— Task objective —
Reproduce the full listing that appears beneath this instruction exactly.

— Excerpts from a figure dataset —
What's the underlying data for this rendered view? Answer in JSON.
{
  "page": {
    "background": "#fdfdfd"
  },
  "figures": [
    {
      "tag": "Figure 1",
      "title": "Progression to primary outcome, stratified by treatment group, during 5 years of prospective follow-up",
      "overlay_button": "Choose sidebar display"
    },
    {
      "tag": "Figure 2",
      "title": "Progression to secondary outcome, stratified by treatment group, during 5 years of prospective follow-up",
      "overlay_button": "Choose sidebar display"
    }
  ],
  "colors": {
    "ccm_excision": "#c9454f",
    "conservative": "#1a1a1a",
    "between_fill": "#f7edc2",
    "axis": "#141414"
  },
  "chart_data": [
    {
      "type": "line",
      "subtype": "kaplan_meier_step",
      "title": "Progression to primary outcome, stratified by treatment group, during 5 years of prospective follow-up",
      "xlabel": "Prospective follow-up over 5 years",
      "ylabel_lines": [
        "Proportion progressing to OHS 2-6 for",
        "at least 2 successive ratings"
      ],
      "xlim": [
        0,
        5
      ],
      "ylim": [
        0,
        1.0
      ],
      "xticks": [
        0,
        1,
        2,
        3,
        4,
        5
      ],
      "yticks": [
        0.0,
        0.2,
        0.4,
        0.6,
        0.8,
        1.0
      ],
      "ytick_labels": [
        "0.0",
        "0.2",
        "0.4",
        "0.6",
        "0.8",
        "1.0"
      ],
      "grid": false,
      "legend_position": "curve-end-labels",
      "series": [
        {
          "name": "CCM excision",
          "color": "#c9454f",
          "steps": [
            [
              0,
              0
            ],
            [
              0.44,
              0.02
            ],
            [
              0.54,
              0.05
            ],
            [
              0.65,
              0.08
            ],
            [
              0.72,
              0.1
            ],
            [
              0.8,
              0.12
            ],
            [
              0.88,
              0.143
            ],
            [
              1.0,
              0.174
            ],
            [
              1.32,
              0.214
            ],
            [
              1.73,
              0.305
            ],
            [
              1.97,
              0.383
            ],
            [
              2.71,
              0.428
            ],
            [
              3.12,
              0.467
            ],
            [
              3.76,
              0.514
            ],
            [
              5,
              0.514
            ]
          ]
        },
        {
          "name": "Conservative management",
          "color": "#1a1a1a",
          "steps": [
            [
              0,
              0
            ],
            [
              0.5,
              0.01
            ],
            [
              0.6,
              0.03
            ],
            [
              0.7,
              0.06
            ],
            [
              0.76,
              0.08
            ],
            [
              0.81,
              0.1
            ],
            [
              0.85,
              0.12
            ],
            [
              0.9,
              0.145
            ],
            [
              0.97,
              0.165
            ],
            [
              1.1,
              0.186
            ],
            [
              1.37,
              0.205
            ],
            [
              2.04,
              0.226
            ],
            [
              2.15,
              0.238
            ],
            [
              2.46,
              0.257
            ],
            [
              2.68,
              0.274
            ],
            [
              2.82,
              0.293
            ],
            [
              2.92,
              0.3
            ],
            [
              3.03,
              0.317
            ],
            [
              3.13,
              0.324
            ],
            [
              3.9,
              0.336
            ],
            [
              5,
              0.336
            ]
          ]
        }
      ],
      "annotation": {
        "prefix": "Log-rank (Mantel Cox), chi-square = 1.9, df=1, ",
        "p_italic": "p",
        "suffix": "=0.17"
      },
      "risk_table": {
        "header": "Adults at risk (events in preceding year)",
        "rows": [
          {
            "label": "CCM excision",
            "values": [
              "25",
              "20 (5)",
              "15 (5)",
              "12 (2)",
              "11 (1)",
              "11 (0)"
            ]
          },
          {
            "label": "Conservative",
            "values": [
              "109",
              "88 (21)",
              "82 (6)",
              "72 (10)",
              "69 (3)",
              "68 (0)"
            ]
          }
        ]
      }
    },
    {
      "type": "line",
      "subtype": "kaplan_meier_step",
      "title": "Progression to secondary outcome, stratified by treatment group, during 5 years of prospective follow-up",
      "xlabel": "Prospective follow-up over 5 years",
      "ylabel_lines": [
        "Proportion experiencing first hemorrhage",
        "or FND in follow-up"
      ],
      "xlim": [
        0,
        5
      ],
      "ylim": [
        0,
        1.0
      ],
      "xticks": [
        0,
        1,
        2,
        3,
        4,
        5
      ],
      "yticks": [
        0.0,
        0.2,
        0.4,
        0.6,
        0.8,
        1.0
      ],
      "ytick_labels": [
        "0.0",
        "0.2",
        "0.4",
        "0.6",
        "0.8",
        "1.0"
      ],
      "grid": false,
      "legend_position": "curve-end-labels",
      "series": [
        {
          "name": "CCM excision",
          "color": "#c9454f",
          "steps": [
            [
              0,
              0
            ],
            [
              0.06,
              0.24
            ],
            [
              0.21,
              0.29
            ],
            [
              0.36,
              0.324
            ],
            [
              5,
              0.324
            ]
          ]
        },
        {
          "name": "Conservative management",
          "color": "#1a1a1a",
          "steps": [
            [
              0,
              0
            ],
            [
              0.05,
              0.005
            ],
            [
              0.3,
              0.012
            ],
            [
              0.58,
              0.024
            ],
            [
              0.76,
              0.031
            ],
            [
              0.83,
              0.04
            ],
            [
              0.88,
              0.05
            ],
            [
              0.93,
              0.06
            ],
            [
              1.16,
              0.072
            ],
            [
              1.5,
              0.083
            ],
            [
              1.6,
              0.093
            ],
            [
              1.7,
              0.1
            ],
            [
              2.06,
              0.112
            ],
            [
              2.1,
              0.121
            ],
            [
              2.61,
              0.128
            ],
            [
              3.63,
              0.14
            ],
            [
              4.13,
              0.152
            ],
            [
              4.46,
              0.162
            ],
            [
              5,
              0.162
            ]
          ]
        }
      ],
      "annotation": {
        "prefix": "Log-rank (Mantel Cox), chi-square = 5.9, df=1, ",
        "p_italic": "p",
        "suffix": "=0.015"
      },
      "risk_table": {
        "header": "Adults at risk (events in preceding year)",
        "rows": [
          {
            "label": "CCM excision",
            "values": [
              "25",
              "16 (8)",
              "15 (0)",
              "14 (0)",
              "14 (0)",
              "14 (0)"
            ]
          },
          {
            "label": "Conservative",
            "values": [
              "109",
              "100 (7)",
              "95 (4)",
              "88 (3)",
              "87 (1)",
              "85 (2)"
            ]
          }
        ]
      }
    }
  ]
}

— Final result —
What's the underlying data for this rendered view? Answer in JSON.
{
  "page": {
    "background": "#fdfdfd"
  },
  "figures": [
    {
      "tag": "Figure 1",
      "title": "Progression to primary outcome, stratified by treatment group, during 5 years of prospective follow-up",
      "overlay_button": "Choose sidebar display"
    },
    {
      "tag": "Figure 2",
      "title": "Progression to secondary outcome, stratified by treatment group, during 5 years of prospective follow-up",
      "overlay_button": "Choose sidebar display"
    }
  ],
  "colors": {
    "ccm_excision": "#c9454f",
    "conservative": "#1a1a1a",
    "between_fill": "#f7edc2",
    "axis": "#141414"
  },
  "chart_data": [
    {
      "type": "line",
      "subtype": "kaplan_meier_step",
      "title": "Progression to primary outcome, stratified by treatment group, during 5 years of prospective follow-up",
      "xlabel": "Prospective follow-up over 5 years",
      "ylabel_lines": [
        "Proportion progressing to OHS 2-6 for",
        "at least 2 successive ratings"
      ],
      "xlim": [
        0,
        5
      ],
      "ylim": [
        0,
        1.0
      ],
      "xticks": [
        0,
        1,
        2,
        3,
        4,
        5
      ],
      "yticks": [
        0.0,
        0.2,
        0.4,
        0.6,
        0.8,
        1.0
      ],
      "ytick_labels": [
        "0.0",
        "0.2",
        "0.4",
        "0.6",
        "0.8",
        "1.0"
      ],
      "grid": false,
      "legend_position": "curve-end-labels",
      "series": [
        {
          "name": "CCM excision",
          "color": "#c9454f",
          "steps": [
            [
              0,
              0
            ],
            [
              0.44,
              0.02
            ],
            [
              0.54,
              0.05
            ],
            [
              0.65,
              0.08
            ],
            [
              0.72,
              0.1
            ],
            [
              0.8,
              0.12
            ],
            [
              0.88,
              0.143
            ],
            [
              1.0,
              0.174
            ],
            [
              1.32,
              0.214
            ],
            [
              1.73,
              0.305
            ],
            [
              1.97,
              0.383
            ],
            [
              2.71,
              0.428
            ],
            [
              3.12,
              0.467
            ],
            [
              3.76,
              0.514
            ],
            [
              5,
              0.514
            ]
          ]
        },
        {
          "name": "Conservative management",
          "color": "#1a1a1a",
          "steps": [
            [
              0,
              0
            ],
            [
              0.5,
              0.01
            ],
            [
              0.6,
              0.03
            ],
            [
              0.7,
              0.06
            ],
            [
              0.76,
              0.08
            ],
            [
              0.81,
              0.1
            ],
            [
              0.85,
              0.12
            ],
            [
              0.9,
              0.145
            ],
            [
              0.97,
              0.165
            ],
            [
              1.1,
              0.186
            ],
            [
              1.37,
              0.205
            ],
            [
              2.04,
              0.226
            ],
            [
              2.15,
              0.238
            ],
            [
              2.46,
              0.257
            ],
            [
              2.68,
              0.274
            ],
            [
              2.82,
              0.293
            ],
            [
              2.92,
              0.3
            ],
            [
              3.03,
              0.317
            ],
            [
              3.13,
              0.324
            ],
            [
              3.9,
              0.336
            ],
            [
              5,
              0.336
            ]
          ]
        }
      ],
      "annotation": {
        "prefix": "Log-rank (Mantel Cox), chi-square = 1.9, df=1, ",
        "p_italic": "p",
        "suffix": "=0.17"
      },
      "risk_table": {
        "header": "Adults at risk (events in preceding year)",
        "rows": [
          {
            "label": "CCM excision",
            "values": [
              "25",
              "20 (5)",
              "15 (5)",
              "12 (2)",
              "11 (1)",
              "11 (0)"
            ]
          },
          {
            "label": "Conservative",
            "values": [
              "109",
              "88 (21)",
              "82 (6)",
              "72 (10)",
              "69 (3)",
              "68 (0)"
            ]
          }
        ]
      }
    },
    {
      "type": "line",
      "subtype": "kaplan_meier_step",
      "title": "Progression to secondary outcome, stratified by treatment group, during 5 years of prospective follow-up",
      "xlabel": "Prospective follow-up over 5 years",
      "ylabel_lines": [
        "Proportion experiencing first hemorrhage",
        "or FND in follow-up"
      ],
      "xlim": [
        0,
        5
      ],
      "ylim": [
        0,
        1.0
      ],
      "xticks": [
        0,
        1,
        2,
        3,
        4,
        5
      ],
      "yticks": [
        0.0,
        0.2,
        0.4,
        0.6,
        0.8,
        1.0
      ],
      "ytick_labels": [
        "0.0",
        "0.2",
        "0.4",
        "0.6",
        "0.8",
        "1.0"
      ],
      "grid": false,
      "legend_position": "curve-end-labels",
      "series": [
        {
          "name": "CCM excision",
          "color": "#c9454f",
          "steps": [
            [
              0,
              0
            ],
            [
              0.06,
              0.24
            ],
            [
              0.21,
              0.29
            ],
            [
              0.36,
              0.324
            ],
            [
              5,
              0.324
            ]
          ]
        },
        {
          "name": "Conservative management",
          "color": "#1a1a1a",
          "steps": [
            [
              0,
              0
            ],
            [
              0.05,
              0.005
            ],
            [
              0.3,
              0.012
            ],
            [
              0.58,
              0.024
            ],
            [
              0.76,
              0.031
            ],
            [
              0.83,
              0.04
            ],
            [
              0.88,
              0.05
            ],
            [
              0.93,
              0.06
            ],
            [
              1.16,
              0.072
            ],
            [
              1.5,
              0.083
            ],
            [
              1.6,
              0.093
            ],
            [
              1.7,
              0.1
            ],
            [
              2.06,
              0.112
            ],
            [
              2.1,
              0.121
            ],
            [
              2.61,
              0.128
            ],
            [
              3.63,
              0.14
            ],
            [
              4.13,
              0.152
            ],
            [
              4.46,
              0.162
            ],
            [
              5,
              0.162
            ]
          ]
        }
      ],
      "annotation": {
        "prefix": "Log-rank (Mantel Cox), chi-square = 5.9, df=1, ",
        "p_italic": "p",
        "suffix": "=0.015"
      },
      "risk_table": {
        "header": "Adults at risk (events in preceding year)",
        "rows": [
          {
            "label": "CCM excision",
            "values": [
              "25",
              "16 (8)",
              "15 (0)",
              "14 (0)",
              "14 (0)",
              "14 (0)"
            ]
          },
          {
            "label": "Conservative",
            "values": [
              "109",
              "100 (7)",
              "95 (4)",
              "88 (3)",
              "87 (1)",
              "85 (2)"
            ]
          }
        ]
      }
    }
  ]
}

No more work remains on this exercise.